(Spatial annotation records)

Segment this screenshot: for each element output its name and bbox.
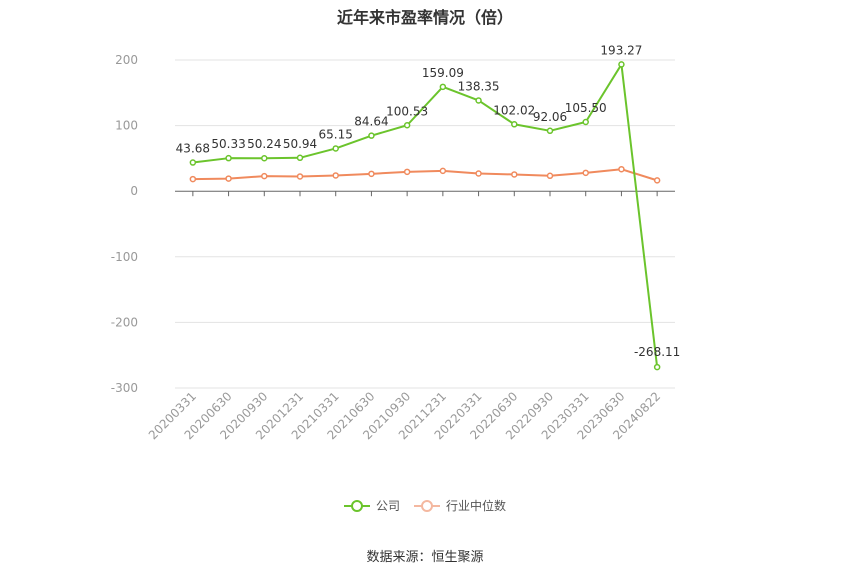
data-point-industry-median — [189, 175, 197, 183]
data-point-company — [403, 122, 411, 129]
y-tick-label: -200 — [111, 315, 138, 329]
chart-title: 近年来市盈率情况（倍） — [336, 8, 513, 27]
data-point-industry-median — [439, 167, 447, 175]
y-tick-label: 0 — [130, 184, 138, 198]
y-tick-label: 200 — [115, 53, 138, 67]
data-point-company — [368, 132, 375, 139]
data-point-industry-median — [511, 171, 518, 178]
data-label: 92.06 — [533, 110, 567, 124]
data-point-company — [332, 145, 339, 152]
series-line-industry-median — [192, 168, 658, 182]
data-point-industry-median — [582, 169, 589, 177]
data-point-industry-median — [296, 173, 304, 180]
data-point-company — [475, 97, 482, 104]
data-point-company — [653, 363, 661, 371]
data-point-industry-median — [368, 170, 375, 178]
legend-swatch-industry-median — [414, 499, 440, 513]
legend-swatch-company — [343, 499, 370, 513]
data-point-company — [618, 61, 625, 68]
legend-label-company: 公司 — [375, 499, 400, 513]
data-label: -268.11 — [634, 345, 680, 359]
data-point-industry-median — [261, 172, 268, 180]
chart-legend: 公司 行业中位数 — [0, 497, 850, 514]
data-label: 193.27 — [600, 43, 642, 57]
data-point-industry-median — [225, 175, 232, 182]
data-label: 105.50 — [565, 101, 607, 115]
data-point-industry-median — [653, 177, 661, 184]
data-point-industry-median — [403, 168, 411, 176]
data-point-industry-median — [618, 165, 625, 173]
data-label: 50.94 — [283, 137, 317, 151]
data-point-industry-median — [332, 172, 339, 179]
data-label: 43.68 — [176, 142, 210, 156]
data-label: 50.33 — [211, 137, 245, 151]
legend-item-industry-median[interactable]: 行业中位数 — [414, 497, 506, 514]
data-point-company — [261, 154, 268, 162]
data-source: 数据来源：恒生聚源 — [366, 550, 484, 565]
legend-label-industry-median: 行业中位数 — [446, 499, 507, 513]
data-point-company — [225, 154, 232, 162]
data-point-company — [582, 118, 589, 126]
data-label: 100.53 — [386, 104, 428, 118]
data-point-company — [439, 83, 447, 91]
data-label: 138.35 — [458, 79, 500, 93]
legend-item-company[interactable]: 公司 — [343, 497, 400, 514]
y-tick-label: -300 — [111, 381, 138, 395]
data-point-company — [189, 159, 197, 166]
data-point-company — [546, 127, 554, 135]
data-label: 84.64 — [354, 115, 388, 129]
data-label: 159.09 — [422, 66, 464, 80]
data-label: 102.02 — [493, 103, 535, 117]
y-tick-label: 100 — [115, 119, 138, 133]
data-point-industry-median — [475, 170, 482, 177]
data-point-company — [296, 154, 304, 162]
data-label: 65.15 — [319, 127, 353, 141]
data-label: 50.24 — [247, 137, 281, 151]
y-tick-label: -100 — [111, 250, 138, 264]
data-point-company — [511, 121, 518, 128]
series-line-company — [192, 63, 659, 368]
data-point-industry-median — [546, 172, 554, 180]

[Work to be completed]:
Copy every line of the records above word for word, leaving out the pictures.

[Completed exercise]:
Segment this screenshot: for each element output its name and bbox.
data-point-industry-median — [189, 175, 197, 183]
data-point-company — [403, 122, 411, 129]
y-tick-label: -200 — [111, 315, 138, 329]
chart-title: 近年来市盈率情况（倍） — [336, 8, 513, 27]
data-point-industry-median — [439, 167, 447, 175]
y-tick-label: 0 — [130, 184, 138, 198]
y-tick-label: 200 — [115, 53, 138, 67]
data-point-company — [368, 132, 375, 139]
data-point-industry-median — [511, 171, 518, 178]
data-label: 92.06 — [533, 110, 567, 124]
data-point-company — [332, 145, 339, 152]
series-line-industry-median — [192, 168, 658, 182]
data-point-industry-median — [582, 169, 589, 177]
data-point-industry-median — [296, 173, 304, 180]
data-point-company — [475, 97, 482, 104]
data-point-company — [653, 363, 661, 371]
data-point-industry-median — [368, 170, 375, 178]
legend-swatch-industry-median — [414, 499, 440, 513]
legend-swatch-company — [343, 499, 370, 513]
data-point-company — [618, 61, 625, 68]
legend-label-company: 公司 — [375, 499, 400, 513]
data-label: -268.11 — [634, 345, 680, 359]
data-point-industry-median — [261, 172, 268, 180]
chart-legend: 公司 行业中位数 — [0, 497, 850, 514]
data-label: 193.27 — [600, 43, 642, 57]
data-point-industry-median — [225, 175, 232, 182]
data-label: 105.50 — [565, 101, 607, 115]
data-point-industry-median — [653, 177, 661, 184]
data-point-industry-median — [403, 168, 411, 176]
data-point-industry-median — [618, 165, 625, 173]
data-label: 50.94 — [283, 137, 317, 151]
data-point-industry-median — [332, 172, 339, 179]
data-label: 43.68 — [176, 142, 210, 156]
data-label: 50.33 — [211, 137, 245, 151]
legend-item-industry-median[interactable]: 行业中位数 — [414, 497, 506, 514]
data-point-company — [261, 154, 268, 162]
data-source: 数据来源：恒生聚源 — [366, 550, 484, 565]
legend-label-industry-median: 行业中位数 — [446, 499, 507, 513]
data-point-company — [225, 154, 232, 162]
data-point-company — [582, 118, 589, 126]
data-label: 100.53 — [386, 104, 428, 118]
data-point-company — [439, 83, 447, 91]
data-label: 138.35 — [458, 79, 500, 93]
legend-item-company[interactable]: 公司 — [343, 497, 400, 514]
y-tick-label: -300 — [111, 381, 138, 395]
data-point-company — [189, 159, 197, 166]
data-point-company — [546, 127, 554, 135]
data-label: 84.64 — [354, 115, 388, 129]
data-label: 159.09 — [422, 66, 464, 80]
data-label: 102.02 — [493, 103, 535, 117]
y-tick-label: 100 — [115, 119, 138, 133]
data-point-industry-median — [475, 170, 482, 177]
data-point-company — [296, 154, 304, 162]
data-label: 65.15 — [319, 127, 353, 141]
data-label: 50.24 — [247, 137, 281, 151]
y-tick-label: -100 — [111, 250, 138, 264]
data-point-company — [511, 121, 518, 128]
series-line-company — [192, 63, 659, 368]
data-point-industry-median — [546, 172, 554, 180]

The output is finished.